■ **Dataset extract**
******

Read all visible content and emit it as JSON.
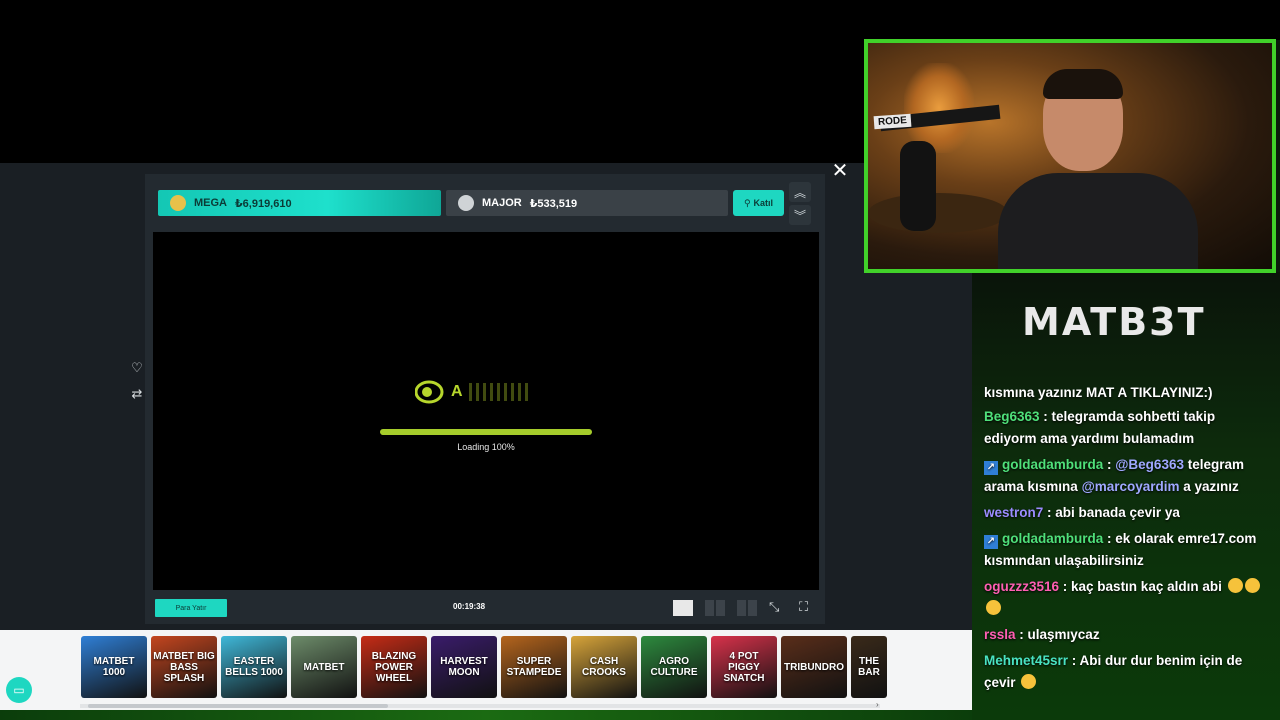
{
  "jackpots": {
    "mega": {
      "name": "MEGA",
      "value": "₺6,919,610"
    },
    "major": {
      "name": "MAJOR",
      "value": "₺533,519"
    },
    "join_label": "Katıl"
  },
  "game": {
    "logo_letter": "A",
    "loading_progress": 1.0,
    "loading_text": "Loading 100%",
    "deposit_label": "Para Yatır",
    "timer": "00:19:38"
  },
  "strip": {
    "tiles": [
      {
        "label": "MATBET 1000",
        "color": "#2f7fd6"
      },
      {
        "label": "MATBET BIG BASS SPLASH",
        "color": "#c4461f"
      },
      {
        "label": "EASTER BELLS 1000",
        "color": "#3fb8d9"
      },
      {
        "label": "MATBET",
        "color": "#6d8c6a"
      },
      {
        "label": "BLAZING POWER WHEEL",
        "color": "#c62c16"
      },
      {
        "label": "HARVEST MOON",
        "color": "#3a1c6b"
      },
      {
        "label": "SUPER STAMPEDE",
        "color": "#b5651d"
      },
      {
        "label": "CASH CROOKS",
        "color": "#d7a43a"
      },
      {
        "label": "AGRO CULTURE",
        "color": "#2d8a3e"
      },
      {
        "label": "4 POT PIGGY SNATCH",
        "color": "#d8324b"
      },
      {
        "label": "TRIBUNDRO",
        "color": "#5a2e1a"
      },
      {
        "label": "THE BAR",
        "color": "#3a2a1a"
      }
    ]
  },
  "stream": {
    "brand": "MATB3T",
    "mic_label": "RODE",
    "chat_cut": "kısmına yazınız MAT A TIKLAYINIZ:)",
    "messages": [
      {
        "user": "Beg6363",
        "color": "green",
        "badge": false,
        "parts": [
          {
            "t": " : telegramda sohbetti takip ediyorm ama yardımı bulamadım"
          }
        ]
      },
      {
        "user": "goldadamburda",
        "color": "green",
        "badge": true,
        "parts": [
          {
            "t": " : "
          },
          {
            "m": "@Beg6363"
          },
          {
            "t": " telegram arama kısmına "
          },
          {
            "m": "@marcoyardim"
          },
          {
            "t": " a yazınız"
          }
        ]
      },
      {
        "user": "westron7",
        "color": "purple",
        "badge": false,
        "parts": [
          {
            "t": " : abi banada çevir ya"
          }
        ]
      },
      {
        "user": "goldadamburda",
        "color": "green",
        "badge": true,
        "parts": [
          {
            "t": " : ek olarak emre17.com kısmından ulaşabilirsiniz"
          }
        ]
      },
      {
        "user": "oguzzz3516",
        "color": "pink",
        "badge": false,
        "parts": [
          {
            "t": " : kaç bastın kaç aldın abi "
          }
        ],
        "emojis": 3
      },
      {
        "user": "rssla",
        "color": "pink",
        "badge": false,
        "parts": [
          {
            "t": " : ulaşmıycaz"
          }
        ]
      },
      {
        "user": "Mehmet45srr",
        "color": "teal",
        "badge": false,
        "parts": [
          {
            "t": " : Abi dur dur benim için de çevir "
          }
        ],
        "emojis": 1
      }
    ]
  },
  "colors": {
    "accent": "#1ed7c1",
    "webcam_border": "#41d12a",
    "progress": "#a5cc2b"
  }
}
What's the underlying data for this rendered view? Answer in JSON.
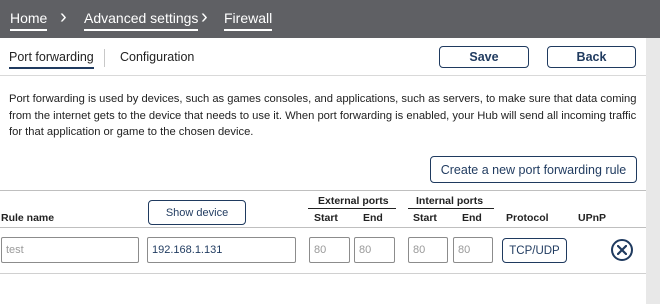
{
  "breadcrumb": {
    "home": "Home",
    "advanced": "Advanced settings",
    "current": "Firewall",
    "separator": "›"
  },
  "tabs": {
    "port_forwarding": "Port forwarding",
    "configuration": "Configuration"
  },
  "actions": {
    "save": "Save",
    "back": "Back",
    "create_rule": "Create a new port forwarding rule"
  },
  "description": "Port forwarding is used by devices, such as games consoles, and applications, such as servers, to make sure that data coming from the internet gets to the device that needs to use it. When port forwarding is enabled, your Hub will send all incoming traffic for that application or game to the chosen device.",
  "table": {
    "headers": {
      "rule_name": "Rule name",
      "show_device": "Show device",
      "external_ports": "External ports",
      "internal_ports": "Internal ports",
      "start": "Start",
      "end": "End",
      "protocol": "Protocol",
      "upnp": "UPnP"
    },
    "rows": [
      {
        "rule_name": "test",
        "device": "192.168.1.131",
        "external_start": "80",
        "external_end": "80",
        "internal_start": "80",
        "internal_end": "80",
        "protocol": "TCP/UDP",
        "remove_icon": "close-circle-icon"
      }
    ]
  },
  "colors": {
    "accent": "#1f3a5f",
    "topbar": "#5f6064",
    "background": "#f2f2f2"
  }
}
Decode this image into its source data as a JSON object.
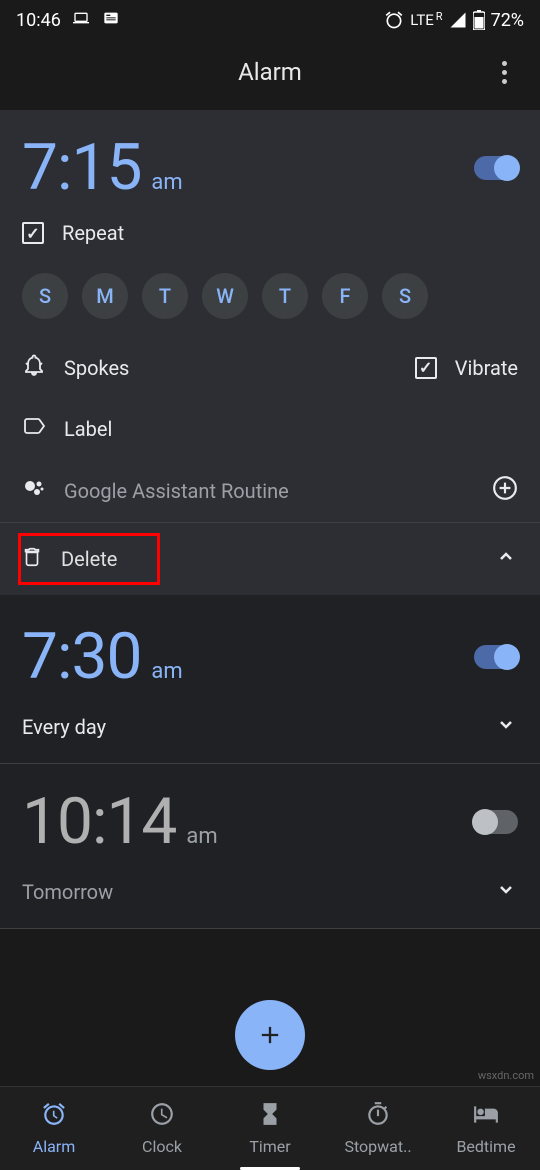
{
  "status": {
    "time": "10:46",
    "network": "LTE",
    "roaming": "R",
    "battery": "72%"
  },
  "header": {
    "title": "Alarm"
  },
  "alarms": [
    {
      "time": "7:15",
      "ampm": "am",
      "enabled": true,
      "expanded": true,
      "repeat_label": "Repeat",
      "repeat_checked": true,
      "days": [
        "S",
        "M",
        "T",
        "W",
        "T",
        "F",
        "S"
      ],
      "sound_label": "Spokes",
      "vibrate_label": "Vibrate",
      "vibrate_checked": true,
      "label_label": "Label",
      "assistant_label": "Google Assistant Routine",
      "delete_label": "Delete"
    },
    {
      "time": "7:30",
      "ampm": "am",
      "enabled": true,
      "expanded": false,
      "summary": "Every day"
    },
    {
      "time": "10:14",
      "ampm": "am",
      "enabled": false,
      "expanded": false,
      "summary": "Tomorrow"
    }
  ],
  "nav": {
    "items": [
      {
        "label": "Alarm",
        "active": true
      },
      {
        "label": "Clock",
        "active": false
      },
      {
        "label": "Timer",
        "active": false
      },
      {
        "label": "Stopwat..",
        "active": false
      },
      {
        "label": "Bedtime",
        "active": false
      }
    ]
  },
  "watermark": "wsxdn.com"
}
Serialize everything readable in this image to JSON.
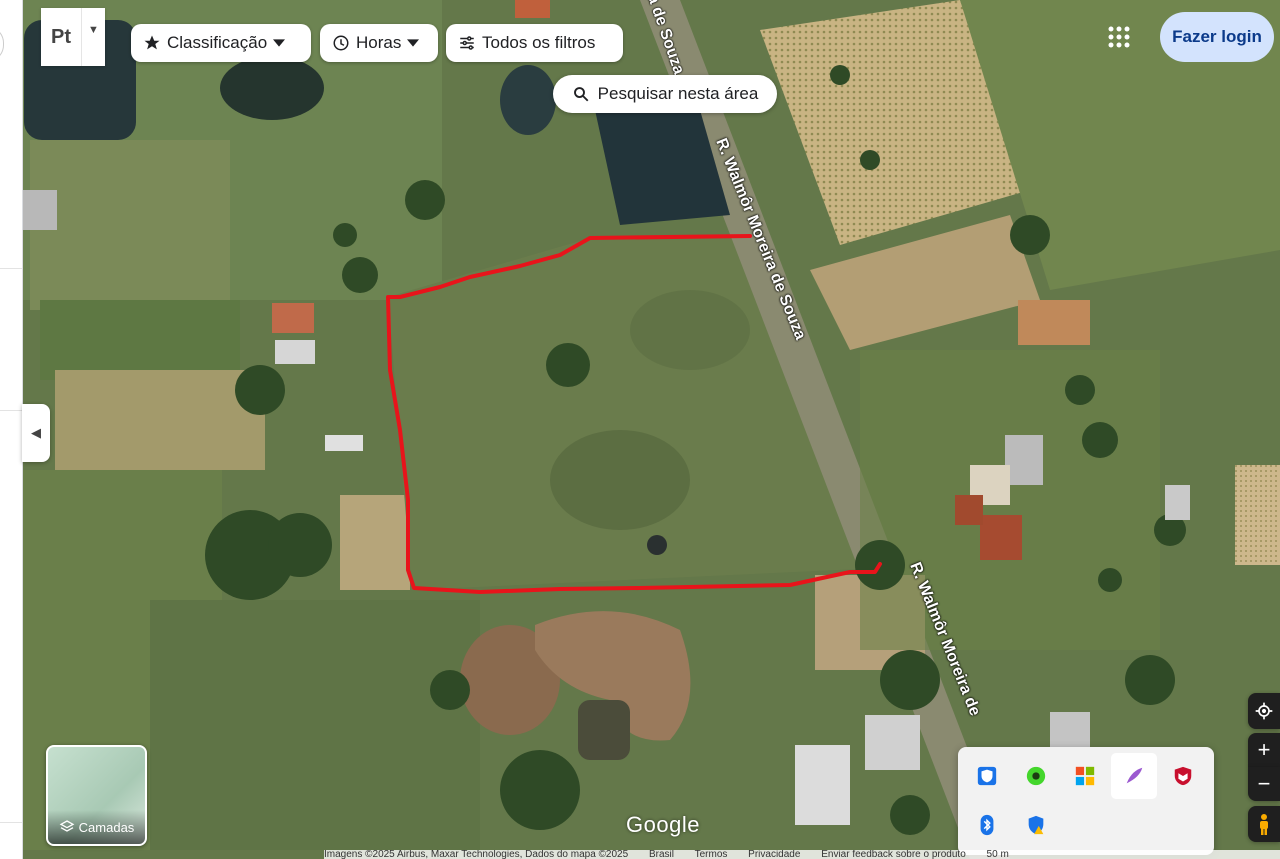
{
  "toolbar": {
    "lang_label": "Pt",
    "rating_label": "Classificação",
    "hours_label": "Horas",
    "filters_label": "Todos os filtros"
  },
  "search_area_label": "Pesquisar nesta área",
  "login_label": "Fazer login",
  "layers_label": "Camadas",
  "google_logo": "Google",
  "road_labels": {
    "top": "a de Souza",
    "upper": "R. Walmôr Moreira de Souza",
    "lower": "R. Walmôr Moreira de"
  },
  "footer": {
    "imagery": "Imagens ©2025 Airbus, Maxar Technologies, Dados do mapa ©2025",
    "country": "Brasil",
    "terms": "Termos",
    "privacy": "Privacidade",
    "feedback": "Enviar feedback sobre o produto",
    "scale": "50 m"
  },
  "colors": {
    "boundary": "#e8141b",
    "login_bg": "#d3e3fd",
    "login_text": "#0b3a8a"
  },
  "tray_icons": [
    "windows-security-icon",
    "razer-icon",
    "office-icon",
    "feather-app-icon",
    "mcafee-icon",
    "bluetooth-icon",
    "shield-warning-icon"
  ]
}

******

■ **Direction**
Repeat the records above exactly, leaving out the pictures.

■ **Solution to this exercise**
Read all visible content and emit it as JSON.
{
  "jackpots": {
    "mega": {
      "name": "MEGA",
      "value": "₺6,919,610"
    },
    "major": {
      "name": "MAJOR",
      "value": "₺533,519"
    },
    "join_label": "Katıl"
  },
  "game": {
    "logo_letter": "A",
    "loading_progress": 1.0,
    "loading_text": "Loading 100%",
    "deposit_label": "Para Yatır",
    "timer": "00:19:38"
  },
  "strip": {
    "tiles": [
      {
        "label": "MATBET 1000",
        "color": "#2f7fd6"
      },
      {
        "label": "MATBET BIG BASS SPLASH",
        "color": "#c4461f"
      },
      {
        "label": "EASTER BELLS 1000",
        "color": "#3fb8d9"
      },
      {
        "label": "MATBET",
        "color": "#6d8c6a"
      },
      {
        "label": "BLAZING POWER WHEEL",
        "color": "#c62c16"
      },
      {
        "label": "HARVEST MOON",
        "color": "#3a1c6b"
      },
      {
        "label": "SUPER STAMPEDE",
        "color": "#b5651d"
      },
      {
        "label": "CASH CROOKS",
        "color": "#d7a43a"
      },
      {
        "label": "AGRO CULTURE",
        "color": "#2d8a3e"
      },
      {
        "label": "4 POT PIGGY SNATCH",
        "color": "#d8324b"
      },
      {
        "label": "TRIBUNDRO",
        "color": "#5a2e1a"
      },
      {
        "label": "THE BAR",
        "color": "#3a2a1a"
      }
    ]
  },
  "stream": {
    "brand": "MATB3T",
    "mic_label": "RODE",
    "chat_cut": "kısmına yazınız MAT A TIKLAYINIZ:)",
    "messages": [
      {
        "user": "Beg6363",
        "color": "green",
        "badge": false,
        "parts": [
          {
            "t": " : telegramda sohbetti takip ediyorm ama yardımı bulamadım"
          }
        ]
      },
      {
        "user": "goldadamburda",
        "color": "green",
        "badge": true,
        "parts": [
          {
            "t": " : "
          },
          {
            "m": "@Beg6363"
          },
          {
            "t": " telegram arama kısmına "
          },
          {
            "m": "@marcoyardim"
          },
          {
            "t": " a yazınız"
          }
        ]
      },
      {
        "user": "westron7",
        "color": "purple",
        "badge": false,
        "parts": [
          {
            "t": " : abi banada çevir ya"
          }
        ]
      },
      {
        "user": "goldadamburda",
        "color": "green",
        "badge": true,
        "parts": [
          {
            "t": " : ek olarak emre17.com kısmından ulaşabilirsiniz"
          }
        ]
      },
      {
        "user": "oguzzz3516",
        "color": "pink",
        "badge": false,
        "parts": [
          {
            "t": " : kaç bastın kaç aldın abi "
          }
        ],
        "emojis": 3
      },
      {
        "user": "rssla",
        "color": "pink",
        "badge": false,
        "parts": [
          {
            "t": " : ulaşmıycaz"
          }
        ]
      },
      {
        "user": "Mehmet45srr",
        "color": "teal",
        "badge": false,
        "parts": [
          {
            "t": " : Abi dur dur benim için de çevir "
          }
        ],
        "emojis": 1
      }
    ]
  },
  "colors": {
    "accent": "#1ed7c1",
    "webcam_border": "#41d12a",
    "progress": "#a5cc2b"
  }
}
What's the underlying data for this rendered view? Answer in JSON.
{
  "breadcrumb": {
    "home": "Home",
    "advanced": "Advanced settings",
    "current": "Firewall",
    "separator": "›"
  },
  "tabs": {
    "port_forwarding": "Port forwarding",
    "configuration": "Configuration"
  },
  "actions": {
    "save": "Save",
    "back": "Back",
    "create_rule": "Create a new port forwarding rule"
  },
  "description": "Port forwarding is used by devices, such as games consoles, and applications, such as servers, to make sure that data coming from the internet gets to the device that needs to use it. When port forwarding is enabled, your Hub will send all incoming traffic for that application or game to the chosen device.",
  "table": {
    "headers": {
      "rule_name": "Rule name",
      "show_device": "Show device",
      "external_ports": "External ports",
      "internal_ports": "Internal ports",
      "start": "Start",
      "end": "End",
      "protocol": "Protocol",
      "upnp": "UPnP"
    },
    "rows": [
      {
        "rule_name": "test",
        "device": "192.168.1.131",
        "external_start": "80",
        "external_end": "80",
        "internal_start": "80",
        "internal_end": "80",
        "protocol": "TCP/UDP",
        "remove_icon": "close-circle-icon"
      }
    ]
  },
  "colors": {
    "accent": "#1f3a5f",
    "topbar": "#5f6064",
    "background": "#f2f2f2"
  }
}
Decode this image into its source data as a JSON object.
{
  "status": {
    "time": "10:46",
    "network": "LTE",
    "roaming": "R",
    "battery": "72%"
  },
  "header": {
    "title": "Alarm"
  },
  "alarms": [
    {
      "time": "7:15",
      "ampm": "am",
      "enabled": true,
      "expanded": true,
      "repeat_label": "Repeat",
      "repeat_checked": true,
      "days": [
        "S",
        "M",
        "T",
        "W",
        "T",
        "F",
        "S"
      ],
      "sound_label": "Spokes",
      "vibrate_label": "Vibrate",
      "vibrate_checked": true,
      "label_label": "Label",
      "assistant_label": "Google Assistant Routine",
      "delete_label": "Delete"
    },
    {
      "time": "7:30",
      "ampm": "am",
      "enabled": true,
      "expanded": false,
      "summary": "Every day"
    },
    {
      "time": "10:14",
      "ampm": "am",
      "enabled": false,
      "expanded": false,
      "summary": "Tomorrow"
    }
  ],
  "nav": {
    "items": [
      {
        "label": "Alarm",
        "active": true
      },
      {
        "label": "Clock",
        "active": false
      },
      {
        "label": "Timer",
        "active": false
      },
      {
        "label": "Stopwat..",
        "active": false
      },
      {
        "label": "Bedtime",
        "active": false
      }
    ]
  },
  "watermark": "wsxdn.com"
}
Serialize everything readable in this image to JSON.
{
  "toolbar": {
    "lang_label": "Pt",
    "rating_label": "Classificação",
    "hours_label": "Horas",
    "filters_label": "Todos os filtros"
  },
  "search_area_label": "Pesquisar nesta área",
  "login_label": "Fazer login",
  "layers_label": "Camadas",
  "google_logo": "Google",
  "road_labels": {
    "top": "a de Souza",
    "upper": "R. Walmôr Moreira de Souza",
    "lower": "R. Walmôr Moreira de"
  },
  "footer": {
    "imagery": "Imagens ©2025 Airbus, Maxar Technologies, Dados do mapa ©2025",
    "country": "Brasil",
    "terms": "Termos",
    "privacy": "Privacidade",
    "feedback": "Enviar feedback sobre o produto",
    "scale": "50 m"
  },
  "colors": {
    "boundary": "#e8141b",
    "login_bg": "#d3e3fd",
    "login_text": "#0b3a8a"
  },
  "tray_icons": [
    "windows-security-icon",
    "razer-icon",
    "office-icon",
    "feather-app-icon",
    "mcafee-icon",
    "bluetooth-icon",
    "shield-warning-icon"
  ]
}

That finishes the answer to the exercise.